Exercise input:
* * * *
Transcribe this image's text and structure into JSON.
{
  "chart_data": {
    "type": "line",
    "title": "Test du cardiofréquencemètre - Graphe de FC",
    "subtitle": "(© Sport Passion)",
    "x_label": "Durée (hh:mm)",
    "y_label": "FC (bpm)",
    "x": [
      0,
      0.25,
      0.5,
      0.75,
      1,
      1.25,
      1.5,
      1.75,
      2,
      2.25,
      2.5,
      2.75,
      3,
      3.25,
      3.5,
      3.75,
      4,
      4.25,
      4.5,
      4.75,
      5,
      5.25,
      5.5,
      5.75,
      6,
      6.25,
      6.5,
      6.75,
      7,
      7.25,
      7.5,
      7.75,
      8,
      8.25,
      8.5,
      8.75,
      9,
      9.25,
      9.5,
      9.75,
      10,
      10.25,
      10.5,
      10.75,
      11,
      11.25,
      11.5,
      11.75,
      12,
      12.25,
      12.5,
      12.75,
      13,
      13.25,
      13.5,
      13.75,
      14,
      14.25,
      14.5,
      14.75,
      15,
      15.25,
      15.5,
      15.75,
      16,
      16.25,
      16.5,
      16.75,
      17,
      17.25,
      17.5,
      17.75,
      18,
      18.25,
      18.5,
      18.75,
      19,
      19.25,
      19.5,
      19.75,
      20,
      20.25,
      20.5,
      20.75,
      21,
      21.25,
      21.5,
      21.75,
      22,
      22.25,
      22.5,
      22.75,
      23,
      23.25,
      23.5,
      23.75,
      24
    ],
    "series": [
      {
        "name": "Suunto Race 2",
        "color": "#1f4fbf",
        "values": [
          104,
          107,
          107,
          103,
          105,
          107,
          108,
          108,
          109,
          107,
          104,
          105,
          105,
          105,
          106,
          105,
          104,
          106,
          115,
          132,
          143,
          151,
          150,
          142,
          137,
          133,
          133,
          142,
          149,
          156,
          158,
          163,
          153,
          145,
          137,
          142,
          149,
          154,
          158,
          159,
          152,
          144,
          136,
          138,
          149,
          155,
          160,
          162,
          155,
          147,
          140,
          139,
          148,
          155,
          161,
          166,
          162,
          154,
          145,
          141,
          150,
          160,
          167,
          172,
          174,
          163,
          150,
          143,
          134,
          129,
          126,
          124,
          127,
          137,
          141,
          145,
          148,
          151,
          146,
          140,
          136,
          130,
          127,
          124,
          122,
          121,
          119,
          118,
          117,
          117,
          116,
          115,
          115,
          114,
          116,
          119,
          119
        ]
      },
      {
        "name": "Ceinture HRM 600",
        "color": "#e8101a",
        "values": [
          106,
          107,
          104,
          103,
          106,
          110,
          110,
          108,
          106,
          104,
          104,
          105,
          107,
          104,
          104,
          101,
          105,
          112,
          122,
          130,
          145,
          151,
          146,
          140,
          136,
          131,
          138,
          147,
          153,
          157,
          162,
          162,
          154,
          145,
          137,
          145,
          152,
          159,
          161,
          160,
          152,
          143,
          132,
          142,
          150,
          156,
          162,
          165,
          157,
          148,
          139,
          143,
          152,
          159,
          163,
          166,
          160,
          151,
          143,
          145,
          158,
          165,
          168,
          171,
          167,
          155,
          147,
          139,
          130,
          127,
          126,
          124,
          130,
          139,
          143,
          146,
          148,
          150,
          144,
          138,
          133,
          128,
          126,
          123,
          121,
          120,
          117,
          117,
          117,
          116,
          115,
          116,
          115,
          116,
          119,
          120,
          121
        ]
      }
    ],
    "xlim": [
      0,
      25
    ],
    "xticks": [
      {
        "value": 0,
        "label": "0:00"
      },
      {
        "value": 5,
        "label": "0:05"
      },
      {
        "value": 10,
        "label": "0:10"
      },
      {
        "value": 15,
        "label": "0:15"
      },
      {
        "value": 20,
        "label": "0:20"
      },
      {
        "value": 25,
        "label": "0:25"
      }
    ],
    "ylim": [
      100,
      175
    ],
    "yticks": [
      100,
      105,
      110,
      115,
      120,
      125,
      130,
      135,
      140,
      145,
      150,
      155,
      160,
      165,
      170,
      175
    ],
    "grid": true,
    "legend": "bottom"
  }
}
* * * *
Written exercise:
Pull out every line of the entries that includes the word "name".

Task response:
        "name": "Suunto Race 2",
        "name": "Ceinture HRM 600",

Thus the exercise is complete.